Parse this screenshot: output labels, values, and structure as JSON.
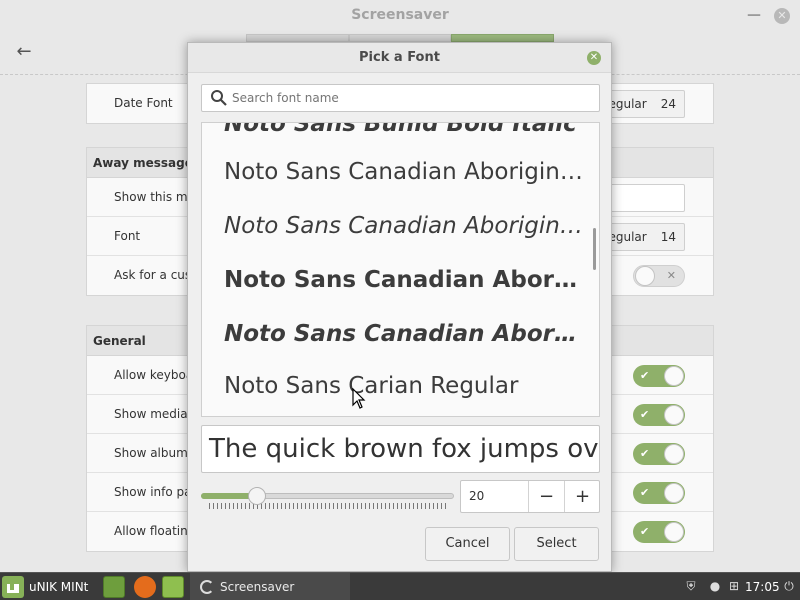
{
  "window": {
    "title": "Screensaver"
  },
  "sections": {
    "date": {
      "rows": [
        {
          "label": "Date Font",
          "font_style": "Regular",
          "font_size": "24"
        }
      ]
    },
    "away": {
      "title": "Away message",
      "rows": [
        {
          "label": "Show this message"
        },
        {
          "label": "Font",
          "font_style": "Regular",
          "font_size": "14"
        },
        {
          "label": "Ask for a custom message"
        }
      ]
    },
    "general": {
      "title": "General",
      "rows": [
        {
          "label": "Allow keyboard shortcuts"
        },
        {
          "label": "Show media player controls"
        },
        {
          "label": "Show album art"
        },
        {
          "label": "Show info panel"
        },
        {
          "label": "Allow floating clock and album art widgets"
        }
      ]
    }
  },
  "dialog": {
    "title": "Pick a Font",
    "search_placeholder": "Search font name",
    "fonts": [
      "Noto Sans Buhid Bold Italic",
      "Noto Sans Canadian Aboriginal Regular",
      "Noto Sans Canadian Aboriginal Italic",
      "Noto Sans Canadian Aboriginal Bold",
      "Noto Sans Canadian Aboriginal Bold Italic",
      "Noto Sans Carian Regular"
    ],
    "preview_text": "The quick brown fox jumps over the lazy dog",
    "size_value": "20",
    "size_fraction": 0.2,
    "minus_label": "−",
    "plus_label": "+",
    "cancel_label": "Cancel",
    "select_label": "Select"
  },
  "taskbar": {
    "menu_label": "uNIK MINt",
    "task_label": "Screensaver",
    "clock": "17:05"
  },
  "colors": {
    "accent": "#8fb06a",
    "taskbar": "#3a3a3a"
  }
}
━━━━━━
DO THIS: Without the pictures, repeat all the records word for word.

RESULT:
Parse this screenshot: output labels, values, and structure as JSON.
{
  "window": {
    "title": "Screensaver"
  },
  "sections": {
    "date": {
      "rows": [
        {
          "label": "Date Font",
          "font_style": "Regular",
          "font_size": "24"
        }
      ]
    },
    "away": {
      "title": "Away message",
      "rows": [
        {
          "label": "Show this message"
        },
        {
          "label": "Font",
          "font_style": "Regular",
          "font_size": "14"
        },
        {
          "label": "Ask for a custom message"
        }
      ]
    },
    "general": {
      "title": "General",
      "rows": [
        {
          "label": "Allow keyboard shortcuts"
        },
        {
          "label": "Show media player controls"
        },
        {
          "label": "Show album art"
        },
        {
          "label": "Show info panel"
        },
        {
          "label": "Allow floating clock and album art widgets"
        }
      ]
    }
  },
  "dialog": {
    "title": "Pick a Font",
    "search_placeholder": "Search font name",
    "fonts": [
      "Noto Sans Buhid Bold Italic",
      "Noto Sans Canadian Aboriginal Regular",
      "Noto Sans Canadian Aboriginal Italic",
      "Noto Sans Canadian Aboriginal Bold",
      "Noto Sans Canadian Aboriginal Bold Italic",
      "Noto Sans Carian Regular"
    ],
    "preview_text": "The quick brown fox jumps over the lazy dog",
    "size_value": "20",
    "size_fraction": 0.2,
    "minus_label": "−",
    "plus_label": "+",
    "cancel_label": "Cancel",
    "select_label": "Select"
  },
  "taskbar": {
    "menu_label": "uNIK MINt",
    "task_label": "Screensaver",
    "clock": "17:05"
  },
  "colors": {
    "accent": "#8fb06a",
    "taskbar": "#3a3a3a"
  }
}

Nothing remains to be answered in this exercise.